--- TASK REQUIREMENTS ---
Lines containing the word "image" are to be located and copied.

Data extracted from a collection:

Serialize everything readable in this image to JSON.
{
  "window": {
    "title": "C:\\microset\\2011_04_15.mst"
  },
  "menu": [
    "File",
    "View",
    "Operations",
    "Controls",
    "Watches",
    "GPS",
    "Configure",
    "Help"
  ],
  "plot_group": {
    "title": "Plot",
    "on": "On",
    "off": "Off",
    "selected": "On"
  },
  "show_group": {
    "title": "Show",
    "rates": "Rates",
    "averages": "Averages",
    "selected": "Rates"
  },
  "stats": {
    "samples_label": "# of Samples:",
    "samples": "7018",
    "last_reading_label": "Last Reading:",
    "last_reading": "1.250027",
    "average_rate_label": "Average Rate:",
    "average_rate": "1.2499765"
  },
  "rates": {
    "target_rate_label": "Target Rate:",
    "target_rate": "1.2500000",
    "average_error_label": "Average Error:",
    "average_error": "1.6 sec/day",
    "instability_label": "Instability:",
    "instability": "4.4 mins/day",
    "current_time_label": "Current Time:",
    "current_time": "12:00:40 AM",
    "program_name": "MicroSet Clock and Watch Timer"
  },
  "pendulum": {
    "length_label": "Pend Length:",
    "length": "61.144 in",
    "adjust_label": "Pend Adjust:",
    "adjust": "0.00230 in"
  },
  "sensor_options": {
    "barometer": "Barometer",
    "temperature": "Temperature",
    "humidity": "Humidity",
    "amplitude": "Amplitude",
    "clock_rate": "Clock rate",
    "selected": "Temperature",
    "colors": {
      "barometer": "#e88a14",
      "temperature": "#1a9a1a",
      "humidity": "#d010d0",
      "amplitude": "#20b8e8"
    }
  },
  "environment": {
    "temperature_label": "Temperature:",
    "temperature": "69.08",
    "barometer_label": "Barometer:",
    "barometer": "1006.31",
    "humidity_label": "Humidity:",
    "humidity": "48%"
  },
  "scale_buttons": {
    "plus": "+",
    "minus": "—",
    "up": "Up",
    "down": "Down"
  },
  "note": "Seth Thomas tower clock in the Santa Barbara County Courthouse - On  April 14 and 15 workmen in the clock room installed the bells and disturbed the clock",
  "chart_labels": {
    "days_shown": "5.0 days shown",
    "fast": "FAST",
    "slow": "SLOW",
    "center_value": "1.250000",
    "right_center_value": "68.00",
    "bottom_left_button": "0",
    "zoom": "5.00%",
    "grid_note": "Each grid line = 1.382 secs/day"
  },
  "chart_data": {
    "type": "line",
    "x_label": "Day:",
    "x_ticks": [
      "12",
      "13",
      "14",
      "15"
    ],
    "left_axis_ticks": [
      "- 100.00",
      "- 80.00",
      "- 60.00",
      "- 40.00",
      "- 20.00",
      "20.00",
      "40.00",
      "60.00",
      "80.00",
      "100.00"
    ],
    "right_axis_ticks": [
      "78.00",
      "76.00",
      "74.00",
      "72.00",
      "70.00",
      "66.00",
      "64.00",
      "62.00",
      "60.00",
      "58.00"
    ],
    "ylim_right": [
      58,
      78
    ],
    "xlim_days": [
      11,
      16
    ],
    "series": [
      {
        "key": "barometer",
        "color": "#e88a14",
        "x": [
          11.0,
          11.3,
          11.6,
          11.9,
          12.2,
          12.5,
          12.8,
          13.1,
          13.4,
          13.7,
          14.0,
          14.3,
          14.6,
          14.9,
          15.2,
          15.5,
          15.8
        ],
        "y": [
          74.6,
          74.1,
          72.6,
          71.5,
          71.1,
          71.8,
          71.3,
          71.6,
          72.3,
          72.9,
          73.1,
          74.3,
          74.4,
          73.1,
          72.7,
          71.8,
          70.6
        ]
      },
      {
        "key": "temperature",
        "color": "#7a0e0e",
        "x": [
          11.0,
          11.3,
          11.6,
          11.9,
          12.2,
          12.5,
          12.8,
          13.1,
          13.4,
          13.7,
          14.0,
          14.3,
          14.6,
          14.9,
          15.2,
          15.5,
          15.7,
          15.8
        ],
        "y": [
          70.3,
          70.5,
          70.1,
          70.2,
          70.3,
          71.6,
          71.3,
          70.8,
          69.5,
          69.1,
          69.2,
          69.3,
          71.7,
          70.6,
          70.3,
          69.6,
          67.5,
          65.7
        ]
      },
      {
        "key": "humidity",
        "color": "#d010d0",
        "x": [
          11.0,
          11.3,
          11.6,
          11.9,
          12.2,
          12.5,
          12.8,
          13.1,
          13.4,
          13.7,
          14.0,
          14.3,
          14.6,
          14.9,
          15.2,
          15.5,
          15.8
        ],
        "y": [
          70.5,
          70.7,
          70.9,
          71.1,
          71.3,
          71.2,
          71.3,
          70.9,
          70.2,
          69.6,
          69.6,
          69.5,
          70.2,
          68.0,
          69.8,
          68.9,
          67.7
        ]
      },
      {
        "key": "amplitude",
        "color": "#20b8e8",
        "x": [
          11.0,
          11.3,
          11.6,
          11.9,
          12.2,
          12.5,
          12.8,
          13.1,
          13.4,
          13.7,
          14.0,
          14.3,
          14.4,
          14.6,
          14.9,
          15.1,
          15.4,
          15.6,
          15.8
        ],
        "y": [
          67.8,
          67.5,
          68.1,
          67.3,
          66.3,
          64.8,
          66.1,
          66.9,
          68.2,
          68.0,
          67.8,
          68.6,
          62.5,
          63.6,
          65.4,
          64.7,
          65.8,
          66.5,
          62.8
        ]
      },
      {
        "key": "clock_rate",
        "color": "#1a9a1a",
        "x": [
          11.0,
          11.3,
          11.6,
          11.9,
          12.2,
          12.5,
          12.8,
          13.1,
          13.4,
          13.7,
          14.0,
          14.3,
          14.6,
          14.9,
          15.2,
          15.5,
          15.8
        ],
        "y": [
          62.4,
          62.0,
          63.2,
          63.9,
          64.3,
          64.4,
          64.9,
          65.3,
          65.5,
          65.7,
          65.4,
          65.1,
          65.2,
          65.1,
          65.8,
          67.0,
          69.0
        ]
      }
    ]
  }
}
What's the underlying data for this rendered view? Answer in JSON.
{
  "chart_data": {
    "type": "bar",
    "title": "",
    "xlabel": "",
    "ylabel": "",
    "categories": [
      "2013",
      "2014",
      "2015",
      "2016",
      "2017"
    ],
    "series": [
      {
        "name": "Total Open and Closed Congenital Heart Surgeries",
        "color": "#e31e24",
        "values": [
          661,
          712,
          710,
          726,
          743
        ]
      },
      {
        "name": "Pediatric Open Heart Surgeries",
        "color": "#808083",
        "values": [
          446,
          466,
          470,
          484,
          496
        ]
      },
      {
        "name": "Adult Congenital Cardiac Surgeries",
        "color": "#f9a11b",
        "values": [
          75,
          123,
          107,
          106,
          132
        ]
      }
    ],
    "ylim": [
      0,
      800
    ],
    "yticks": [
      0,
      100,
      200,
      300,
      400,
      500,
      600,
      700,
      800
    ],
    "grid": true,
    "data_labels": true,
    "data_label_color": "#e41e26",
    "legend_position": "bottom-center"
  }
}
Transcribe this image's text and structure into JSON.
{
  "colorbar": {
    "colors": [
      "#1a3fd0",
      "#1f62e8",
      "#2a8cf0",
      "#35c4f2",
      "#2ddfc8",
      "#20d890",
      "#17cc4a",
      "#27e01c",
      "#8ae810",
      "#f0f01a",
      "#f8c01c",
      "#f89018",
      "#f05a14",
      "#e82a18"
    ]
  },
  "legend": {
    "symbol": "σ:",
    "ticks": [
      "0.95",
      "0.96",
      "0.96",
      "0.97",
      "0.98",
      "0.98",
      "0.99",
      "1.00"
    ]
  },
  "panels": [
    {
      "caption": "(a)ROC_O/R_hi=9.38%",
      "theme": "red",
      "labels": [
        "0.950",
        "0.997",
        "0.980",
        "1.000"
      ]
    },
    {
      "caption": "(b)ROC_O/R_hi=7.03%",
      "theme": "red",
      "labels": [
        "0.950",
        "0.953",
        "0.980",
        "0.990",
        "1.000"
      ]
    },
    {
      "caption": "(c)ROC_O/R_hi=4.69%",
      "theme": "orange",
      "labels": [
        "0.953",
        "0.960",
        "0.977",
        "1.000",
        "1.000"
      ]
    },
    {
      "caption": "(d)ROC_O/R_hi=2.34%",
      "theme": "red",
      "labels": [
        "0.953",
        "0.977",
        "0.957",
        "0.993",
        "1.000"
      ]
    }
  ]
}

--- PROBLEM SOLUTION ---
Serialize everything readable in this image to JSON.
Transcribe this image's text and structure into JSON.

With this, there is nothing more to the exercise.